## EXERCISE DETAILS:
Make an exact copy of all the records.

— begin DATASET EXTRACT —

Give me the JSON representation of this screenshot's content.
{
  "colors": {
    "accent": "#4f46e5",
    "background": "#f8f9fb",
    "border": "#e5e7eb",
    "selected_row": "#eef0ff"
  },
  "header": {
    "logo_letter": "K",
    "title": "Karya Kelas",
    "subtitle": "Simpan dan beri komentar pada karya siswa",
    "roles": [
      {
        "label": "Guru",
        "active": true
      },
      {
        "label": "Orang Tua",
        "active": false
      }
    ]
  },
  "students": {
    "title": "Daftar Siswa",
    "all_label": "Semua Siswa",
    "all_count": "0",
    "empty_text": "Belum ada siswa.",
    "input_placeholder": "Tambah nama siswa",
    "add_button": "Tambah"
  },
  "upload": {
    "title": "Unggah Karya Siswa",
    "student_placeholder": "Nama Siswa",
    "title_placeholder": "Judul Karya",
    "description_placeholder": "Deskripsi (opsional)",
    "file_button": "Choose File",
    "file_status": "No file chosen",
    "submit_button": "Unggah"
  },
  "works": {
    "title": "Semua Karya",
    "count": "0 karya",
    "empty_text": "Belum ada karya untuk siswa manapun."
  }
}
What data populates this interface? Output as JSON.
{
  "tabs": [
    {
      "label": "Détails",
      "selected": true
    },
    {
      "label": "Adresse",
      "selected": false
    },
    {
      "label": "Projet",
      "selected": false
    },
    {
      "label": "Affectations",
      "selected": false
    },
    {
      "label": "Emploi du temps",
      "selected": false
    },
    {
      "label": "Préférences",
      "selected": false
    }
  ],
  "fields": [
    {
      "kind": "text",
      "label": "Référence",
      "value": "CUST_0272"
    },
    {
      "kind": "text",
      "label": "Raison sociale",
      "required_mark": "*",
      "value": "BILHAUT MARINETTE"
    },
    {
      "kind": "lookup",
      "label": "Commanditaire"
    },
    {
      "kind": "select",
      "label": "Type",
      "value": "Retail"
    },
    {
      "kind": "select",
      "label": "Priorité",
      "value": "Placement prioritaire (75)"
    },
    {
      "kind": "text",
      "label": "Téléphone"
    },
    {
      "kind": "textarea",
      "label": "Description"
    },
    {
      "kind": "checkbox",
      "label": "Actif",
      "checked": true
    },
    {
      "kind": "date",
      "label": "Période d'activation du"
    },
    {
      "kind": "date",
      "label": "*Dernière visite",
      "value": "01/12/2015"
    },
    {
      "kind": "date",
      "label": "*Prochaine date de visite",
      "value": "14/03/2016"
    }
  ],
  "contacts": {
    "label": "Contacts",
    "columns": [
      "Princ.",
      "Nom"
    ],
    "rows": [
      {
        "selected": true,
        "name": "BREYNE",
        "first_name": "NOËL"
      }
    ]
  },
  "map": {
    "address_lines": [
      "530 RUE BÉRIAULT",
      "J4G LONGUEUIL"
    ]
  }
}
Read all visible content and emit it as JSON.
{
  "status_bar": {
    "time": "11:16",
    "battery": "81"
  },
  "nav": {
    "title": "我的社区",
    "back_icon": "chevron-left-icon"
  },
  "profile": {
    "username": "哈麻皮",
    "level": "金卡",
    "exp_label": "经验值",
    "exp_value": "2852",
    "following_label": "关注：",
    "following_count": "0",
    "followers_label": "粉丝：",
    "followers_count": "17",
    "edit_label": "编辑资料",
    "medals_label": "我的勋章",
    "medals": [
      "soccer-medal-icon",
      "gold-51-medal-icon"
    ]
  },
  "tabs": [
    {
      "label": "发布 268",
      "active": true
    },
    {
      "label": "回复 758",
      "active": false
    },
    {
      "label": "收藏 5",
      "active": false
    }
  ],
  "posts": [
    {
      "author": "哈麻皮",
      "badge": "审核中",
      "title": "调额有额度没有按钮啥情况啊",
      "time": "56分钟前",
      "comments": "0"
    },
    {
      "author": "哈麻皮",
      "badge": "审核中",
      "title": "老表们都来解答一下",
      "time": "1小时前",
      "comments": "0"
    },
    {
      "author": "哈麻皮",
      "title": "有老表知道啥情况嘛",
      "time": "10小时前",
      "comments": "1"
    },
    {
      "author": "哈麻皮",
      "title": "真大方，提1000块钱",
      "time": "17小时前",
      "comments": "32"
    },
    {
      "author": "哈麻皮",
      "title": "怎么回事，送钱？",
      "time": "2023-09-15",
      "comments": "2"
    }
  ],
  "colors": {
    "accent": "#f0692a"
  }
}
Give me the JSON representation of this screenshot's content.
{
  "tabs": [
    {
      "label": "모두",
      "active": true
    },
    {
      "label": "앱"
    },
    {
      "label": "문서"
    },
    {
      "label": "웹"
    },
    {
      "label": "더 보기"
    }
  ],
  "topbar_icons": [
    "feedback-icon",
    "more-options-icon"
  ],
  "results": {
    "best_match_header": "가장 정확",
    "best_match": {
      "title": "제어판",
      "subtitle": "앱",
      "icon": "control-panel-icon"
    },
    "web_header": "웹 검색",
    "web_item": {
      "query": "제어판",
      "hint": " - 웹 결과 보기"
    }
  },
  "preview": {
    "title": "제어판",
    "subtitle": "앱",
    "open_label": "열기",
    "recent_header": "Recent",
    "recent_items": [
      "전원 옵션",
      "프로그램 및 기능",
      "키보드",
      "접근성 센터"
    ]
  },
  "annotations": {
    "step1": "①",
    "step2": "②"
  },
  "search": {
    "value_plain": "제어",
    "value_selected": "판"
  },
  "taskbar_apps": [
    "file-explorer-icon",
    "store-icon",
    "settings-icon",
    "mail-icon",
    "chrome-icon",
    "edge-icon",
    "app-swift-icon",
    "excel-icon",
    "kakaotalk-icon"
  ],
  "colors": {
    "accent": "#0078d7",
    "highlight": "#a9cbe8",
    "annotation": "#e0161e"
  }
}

— end DATASET EXTRACT —

## FINISHED TASK:
Give me the JSON representation of this screenshot's content.
{
  "colors": {
    "accent": "#4f46e5",
    "background": "#f8f9fb",
    "border": "#e5e7eb",
    "selected_row": "#eef0ff"
  },
  "header": {
    "logo_letter": "K",
    "title": "Karya Kelas",
    "subtitle": "Simpan dan beri komentar pada karya siswa",
    "roles": [
      {
        "label": "Guru",
        "active": true
      },
      {
        "label": "Orang Tua",
        "active": false
      }
    ]
  },
  "students": {
    "title": "Daftar Siswa",
    "all_label": "Semua Siswa",
    "all_count": "0",
    "empty_text": "Belum ada siswa.",
    "input_placeholder": "Tambah nama siswa",
    "add_button": "Tambah"
  },
  "upload": {
    "title": "Unggah Karya Siswa",
    "student_placeholder": "Nama Siswa",
    "title_placeholder": "Judul Karya",
    "description_placeholder": "Deskripsi (opsional)",
    "file_button": "Choose File",
    "file_status": "No file chosen",
    "submit_button": "Unggah"
  },
  "works": {
    "title": "Semua Karya",
    "count": "0 karya",
    "empty_text": "Belum ada karya untuk siswa manapun."
  }
}
What data populates this interface? Output as JSON.
{
  "tabs": [
    {
      "label": "Détails",
      "selected": true
    },
    {
      "label": "Adresse",
      "selected": false
    },
    {
      "label": "Projet",
      "selected": false
    },
    {
      "label": "Affectations",
      "selected": false
    },
    {
      "label": "Emploi du temps",
      "selected": false
    },
    {
      "label": "Préférences",
      "selected": false
    }
  ],
  "fields": [
    {
      "kind": "text",
      "label": "Référence",
      "value": "CUST_0272"
    },
    {
      "kind": "text",
      "label": "Raison sociale",
      "required_mark": "*",
      "value": "BILHAUT MARINETTE"
    },
    {
      "kind": "lookup",
      "label": "Commanditaire"
    },
    {
      "kind": "select",
      "label": "Type",
      "value": "Retail"
    },
    {
      "kind": "select",
      "label": "Priorité",
      "value": "Placement prioritaire (75)"
    },
    {
      "kind": "text",
      "label": "Téléphone"
    },
    {
      "kind": "textarea",
      "label": "Description"
    },
    {
      "kind": "checkbox",
      "label": "Actif",
      "checked": true
    },
    {
      "kind": "date",
      "label": "Période d'activation du"
    },
    {
      "kind": "date",
      "label": "*Dernière visite",
      "value": "01/12/2015"
    },
    {
      "kind": "date",
      "label": "*Prochaine date de visite",
      "value": "14/03/2016"
    }
  ],
  "contacts": {
    "label": "Contacts",
    "columns": [
      "Princ.",
      "Nom"
    ],
    "rows": [
      {
        "selected": true,
        "name": "BREYNE",
        "first_name": "NOËL"
      }
    ]
  },
  "map": {
    "address_lines": [
      "530 RUE BÉRIAULT",
      "J4G LONGUEUIL"
    ]
  }
}
Read all visible content and emit it as JSON.
{
  "status_bar": {
    "time": "11:16",
    "battery": "81"
  },
  "nav": {
    "title": "我的社区",
    "back_icon": "chevron-left-icon"
  },
  "profile": {
    "username": "哈麻皮",
    "level": "金卡",
    "exp_label": "经验值",
    "exp_value": "2852",
    "following_label": "关注：",
    "following_count": "0",
    "followers_label": "粉丝：",
    "followers_count": "17",
    "edit_label": "编辑资料",
    "medals_label": "我的勋章",
    "medals": [
      "soccer-medal-icon",
      "gold-51-medal-icon"
    ]
  },
  "tabs": [
    {
      "label": "发布 268",
      "active": true
    },
    {
      "label": "回复 758",
      "active": false
    },
    {
      "label": "收藏 5",
      "active": false
    }
  ],
  "posts": [
    {
      "author": "哈麻皮",
      "badge": "审核中",
      "title": "调额有额度没有按钮啥情况啊",
      "time": "56分钟前",
      "comments": "0"
    },
    {
      "author": "哈麻皮",
      "badge": "审核中",
      "title": "老表们都来解答一下",
      "time": "1小时前",
      "comments": "0"
    },
    {
      "author": "哈麻皮",
      "title": "有老表知道啥情况嘛",
      "time": "10小时前",
      "comments": "1"
    },
    {
      "author": "哈麻皮",
      "title": "真大方，提1000块钱",
      "time": "17小时前",
      "comments": "32"
    },
    {
      "author": "哈麻皮",
      "title": "怎么回事，送钱？",
      "time": "2023-09-15",
      "comments": "2"
    }
  ],
  "colors": {
    "accent": "#f0692a"
  }
}
Give me the JSON representation of this screenshot's content.
{
  "tabs": [
    {
      "label": "모두",
      "active": true
    },
    {
      "label": "앱"
    },
    {
      "label": "문서"
    },
    {
      "label": "웹"
    },
    {
      "label": "더 보기"
    }
  ],
  "topbar_icons": [
    "feedback-icon",
    "more-options-icon"
  ],
  "results": {
    "best_match_header": "가장 정확",
    "best_match": {
      "title": "제어판",
      "subtitle": "앱",
      "icon": "control-panel-icon"
    },
    "web_header": "웹 검색",
    "web_item": {
      "query": "제어판",
      "hint": " - 웹 결과 보기"
    }
  },
  "preview": {
    "title": "제어판",
    "subtitle": "앱",
    "open_label": "열기",
    "recent_header": "Recent",
    "recent_items": [
      "전원 옵션",
      "프로그램 및 기능",
      "키보드",
      "접근성 센터"
    ]
  },
  "annotations": {
    "step1": "①",
    "step2": "②"
  },
  "search": {
    "value_plain": "제어",
    "value_selected": "판"
  },
  "taskbar_apps": [
    "file-explorer-icon",
    "store-icon",
    "settings-icon",
    "mail-icon",
    "chrome-icon",
    "edge-icon",
    "app-swift-icon",
    "excel-icon",
    "kakaotalk-icon"
  ],
  "colors": {
    "accent": "#0078d7",
    "highlight": "#a9cbe8",
    "annotation": "#e0161e"
  }
}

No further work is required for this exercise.